# Exercise directions:
Extract every record, keeping each one exactly as it is.

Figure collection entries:
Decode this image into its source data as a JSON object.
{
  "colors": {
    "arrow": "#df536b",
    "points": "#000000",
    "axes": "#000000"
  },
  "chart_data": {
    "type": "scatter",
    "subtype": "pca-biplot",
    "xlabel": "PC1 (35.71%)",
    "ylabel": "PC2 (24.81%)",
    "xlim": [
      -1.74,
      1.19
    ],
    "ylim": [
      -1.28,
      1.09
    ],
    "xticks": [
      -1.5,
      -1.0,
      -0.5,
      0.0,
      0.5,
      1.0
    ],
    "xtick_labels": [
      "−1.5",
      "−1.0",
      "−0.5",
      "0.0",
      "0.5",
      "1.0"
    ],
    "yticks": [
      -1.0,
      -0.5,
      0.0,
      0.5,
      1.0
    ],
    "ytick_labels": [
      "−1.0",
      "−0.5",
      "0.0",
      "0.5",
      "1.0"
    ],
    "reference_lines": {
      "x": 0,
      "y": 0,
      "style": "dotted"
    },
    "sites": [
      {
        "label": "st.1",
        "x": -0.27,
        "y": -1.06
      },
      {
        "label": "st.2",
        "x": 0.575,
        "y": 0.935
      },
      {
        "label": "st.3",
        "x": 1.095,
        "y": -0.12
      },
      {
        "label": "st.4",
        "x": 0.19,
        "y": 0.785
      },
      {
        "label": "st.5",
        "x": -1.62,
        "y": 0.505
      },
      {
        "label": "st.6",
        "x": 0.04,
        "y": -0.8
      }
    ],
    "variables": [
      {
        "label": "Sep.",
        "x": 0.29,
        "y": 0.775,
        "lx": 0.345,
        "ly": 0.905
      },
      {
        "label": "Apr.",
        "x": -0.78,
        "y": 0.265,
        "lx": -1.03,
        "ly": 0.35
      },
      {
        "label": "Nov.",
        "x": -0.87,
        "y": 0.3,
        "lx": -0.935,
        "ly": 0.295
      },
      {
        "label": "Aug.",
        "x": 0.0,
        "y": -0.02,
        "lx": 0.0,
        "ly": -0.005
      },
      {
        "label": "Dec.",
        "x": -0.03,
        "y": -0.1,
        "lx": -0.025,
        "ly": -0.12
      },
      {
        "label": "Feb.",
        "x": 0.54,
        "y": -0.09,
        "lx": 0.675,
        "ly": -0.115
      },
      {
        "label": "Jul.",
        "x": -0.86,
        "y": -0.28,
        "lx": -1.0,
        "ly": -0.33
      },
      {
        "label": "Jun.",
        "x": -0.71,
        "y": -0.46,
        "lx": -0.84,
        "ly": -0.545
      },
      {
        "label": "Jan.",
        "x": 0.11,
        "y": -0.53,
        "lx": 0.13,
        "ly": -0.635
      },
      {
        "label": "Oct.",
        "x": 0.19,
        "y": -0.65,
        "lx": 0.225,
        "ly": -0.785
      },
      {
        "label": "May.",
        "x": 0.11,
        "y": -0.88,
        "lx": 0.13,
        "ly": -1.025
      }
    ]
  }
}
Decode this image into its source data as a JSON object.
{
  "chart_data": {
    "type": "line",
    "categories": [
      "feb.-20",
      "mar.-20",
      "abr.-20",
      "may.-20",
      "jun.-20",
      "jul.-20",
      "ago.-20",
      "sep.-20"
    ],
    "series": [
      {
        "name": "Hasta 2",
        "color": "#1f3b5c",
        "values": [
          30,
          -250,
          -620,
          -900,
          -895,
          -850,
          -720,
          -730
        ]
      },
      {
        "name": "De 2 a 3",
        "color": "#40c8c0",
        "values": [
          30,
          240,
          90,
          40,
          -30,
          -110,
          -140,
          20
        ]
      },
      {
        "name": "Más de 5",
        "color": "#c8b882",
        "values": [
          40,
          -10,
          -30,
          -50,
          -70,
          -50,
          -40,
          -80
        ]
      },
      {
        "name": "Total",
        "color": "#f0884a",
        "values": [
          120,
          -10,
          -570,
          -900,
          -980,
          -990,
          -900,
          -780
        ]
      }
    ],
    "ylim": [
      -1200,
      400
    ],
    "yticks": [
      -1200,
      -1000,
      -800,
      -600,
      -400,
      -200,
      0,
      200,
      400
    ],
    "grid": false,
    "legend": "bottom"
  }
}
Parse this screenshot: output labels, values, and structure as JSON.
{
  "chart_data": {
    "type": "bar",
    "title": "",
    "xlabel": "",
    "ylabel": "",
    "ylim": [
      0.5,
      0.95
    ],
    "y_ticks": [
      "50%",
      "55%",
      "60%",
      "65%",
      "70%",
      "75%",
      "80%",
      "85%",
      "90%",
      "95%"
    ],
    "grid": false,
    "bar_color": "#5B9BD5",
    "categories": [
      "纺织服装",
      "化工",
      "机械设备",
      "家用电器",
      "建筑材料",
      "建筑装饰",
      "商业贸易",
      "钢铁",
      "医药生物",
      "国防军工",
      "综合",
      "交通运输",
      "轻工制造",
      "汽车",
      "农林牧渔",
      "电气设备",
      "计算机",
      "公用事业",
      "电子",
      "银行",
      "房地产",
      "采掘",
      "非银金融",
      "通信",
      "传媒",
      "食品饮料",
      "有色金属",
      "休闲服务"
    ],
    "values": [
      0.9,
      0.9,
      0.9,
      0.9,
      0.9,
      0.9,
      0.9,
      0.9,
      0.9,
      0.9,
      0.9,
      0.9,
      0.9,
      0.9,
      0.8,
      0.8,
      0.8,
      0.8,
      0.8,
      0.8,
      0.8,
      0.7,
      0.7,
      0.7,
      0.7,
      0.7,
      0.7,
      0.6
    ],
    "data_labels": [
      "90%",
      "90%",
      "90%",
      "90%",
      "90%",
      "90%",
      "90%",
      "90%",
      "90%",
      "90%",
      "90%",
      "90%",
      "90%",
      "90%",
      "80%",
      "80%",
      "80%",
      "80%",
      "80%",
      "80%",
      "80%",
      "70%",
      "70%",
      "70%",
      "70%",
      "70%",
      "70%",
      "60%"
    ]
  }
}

# Exercise solution:
Decode this image into its source data as a JSON object.
{
  "colors": {
    "arrow": "#df536b",
    "points": "#000000",
    "axes": "#000000"
  },
  "chart_data": {
    "type": "scatter",
    "subtype": "pca-biplot",
    "xlabel": "PC1 (35.71%)",
    "ylabel": "PC2 (24.81%)",
    "xlim": [
      -1.74,
      1.19
    ],
    "ylim": [
      -1.28,
      1.09
    ],
    "xticks": [
      -1.5,
      -1.0,
      -0.5,
      0.0,
      0.5,
      1.0
    ],
    "xtick_labels": [
      "−1.5",
      "−1.0",
      "−0.5",
      "0.0",
      "0.5",
      "1.0"
    ],
    "yticks": [
      -1.0,
      -0.5,
      0.0,
      0.5,
      1.0
    ],
    "ytick_labels": [
      "−1.0",
      "−0.5",
      "0.0",
      "0.5",
      "1.0"
    ],
    "reference_lines": {
      "x": 0,
      "y": 0,
      "style": "dotted"
    },
    "sites": [
      {
        "label": "st.1",
        "x": -0.27,
        "y": -1.06
      },
      {
        "label": "st.2",
        "x": 0.575,
        "y": 0.935
      },
      {
        "label": "st.3",
        "x": 1.095,
        "y": -0.12
      },
      {
        "label": "st.4",
        "x": 0.19,
        "y": 0.785
      },
      {
        "label": "st.5",
        "x": -1.62,
        "y": 0.505
      },
      {
        "label": "st.6",
        "x": 0.04,
        "y": -0.8
      }
    ],
    "variables": [
      {
        "label": "Sep.",
        "x": 0.29,
        "y": 0.775,
        "lx": 0.345,
        "ly": 0.905
      },
      {
        "label": "Apr.",
        "x": -0.78,
        "y": 0.265,
        "lx": -1.03,
        "ly": 0.35
      },
      {
        "label": "Nov.",
        "x": -0.87,
        "y": 0.3,
        "lx": -0.935,
        "ly": 0.295
      },
      {
        "label": "Aug.",
        "x": 0.0,
        "y": -0.02,
        "lx": 0.0,
        "ly": -0.005
      },
      {
        "label": "Dec.",
        "x": -0.03,
        "y": -0.1,
        "lx": -0.025,
        "ly": -0.12
      },
      {
        "label": "Feb.",
        "x": 0.54,
        "y": -0.09,
        "lx": 0.675,
        "ly": -0.115
      },
      {
        "label": "Jul.",
        "x": -0.86,
        "y": -0.28,
        "lx": -1.0,
        "ly": -0.33
      },
      {
        "label": "Jun.",
        "x": -0.71,
        "y": -0.46,
        "lx": -0.84,
        "ly": -0.545
      },
      {
        "label": "Jan.",
        "x": 0.11,
        "y": -0.53,
        "lx": 0.13,
        "ly": -0.635
      },
      {
        "label": "Oct.",
        "x": 0.19,
        "y": -0.65,
        "lx": 0.225,
        "ly": -0.785
      },
      {
        "label": "May.",
        "x": 0.11,
        "y": -0.88,
        "lx": 0.13,
        "ly": -1.025
      }
    ]
  }
}
Decode this image into its source data as a JSON object.
{
  "chart_data": {
    "type": "line",
    "categories": [
      "feb.-20",
      "mar.-20",
      "abr.-20",
      "may.-20",
      "jun.-20",
      "jul.-20",
      "ago.-20",
      "sep.-20"
    ],
    "series": [
      {
        "name": "Hasta 2",
        "color": "#1f3b5c",
        "values": [
          30,
          -250,
          -620,
          -900,
          -895,
          -850,
          -720,
          -730
        ]
      },
      {
        "name": "De 2 a 3",
        "color": "#40c8c0",
        "values": [
          30,
          240,
          90,
          40,
          -30,
          -110,
          -140,
          20
        ]
      },
      {
        "name": "Más de 5",
        "color": "#c8b882",
        "values": [
          40,
          -10,
          -30,
          -50,
          -70,
          -50,
          -40,
          -80
        ]
      },
      {
        "name": "Total",
        "color": "#f0884a",
        "values": [
          120,
          -10,
          -570,
          -900,
          -980,
          -990,
          -900,
          -780
        ]
      }
    ],
    "ylim": [
      -1200,
      400
    ],
    "yticks": [
      -1200,
      -1000,
      -800,
      -600,
      -400,
      -200,
      0,
      200,
      400
    ],
    "grid": false,
    "legend": "bottom"
  }
}
Parse this screenshot: output labels, values, and structure as JSON.
{
  "chart_data": {
    "type": "bar",
    "title": "",
    "xlabel": "",
    "ylabel": "",
    "ylim": [
      0.5,
      0.95
    ],
    "y_ticks": [
      "50%",
      "55%",
      "60%",
      "65%",
      "70%",
      "75%",
      "80%",
      "85%",
      "90%",
      "95%"
    ],
    "grid": false,
    "bar_color": "#5B9BD5",
    "categories": [
      "纺织服装",
      "化工",
      "机械设备",
      "家用电器",
      "建筑材料",
      "建筑装饰",
      "商业贸易",
      "钢铁",
      "医药生物",
      "国防军工",
      "综合",
      "交通运输",
      "轻工制造",
      "汽车",
      "农林牧渔",
      "电气设备",
      "计算机",
      "公用事业",
      "电子",
      "银行",
      "房地产",
      "采掘",
      "非银金融",
      "通信",
      "传媒",
      "食品饮料",
      "有色金属",
      "休闲服务"
    ],
    "values": [
      0.9,
      0.9,
      0.9,
      0.9,
      0.9,
      0.9,
      0.9,
      0.9,
      0.9,
      0.9,
      0.9,
      0.9,
      0.9,
      0.9,
      0.8,
      0.8,
      0.8,
      0.8,
      0.8,
      0.8,
      0.8,
      0.7,
      0.7,
      0.7,
      0.7,
      0.7,
      0.7,
      0.6
    ],
    "data_labels": [
      "90%",
      "90%",
      "90%",
      "90%",
      "90%",
      "90%",
      "90%",
      "90%",
      "90%",
      "90%",
      "90%",
      "90%",
      "90%",
      "90%",
      "80%",
      "80%",
      "80%",
      "80%",
      "80%",
      "80%",
      "80%",
      "70%",
      "70%",
      "70%",
      "70%",
      "70%",
      "70%",
      "60%"
    ]
  }
}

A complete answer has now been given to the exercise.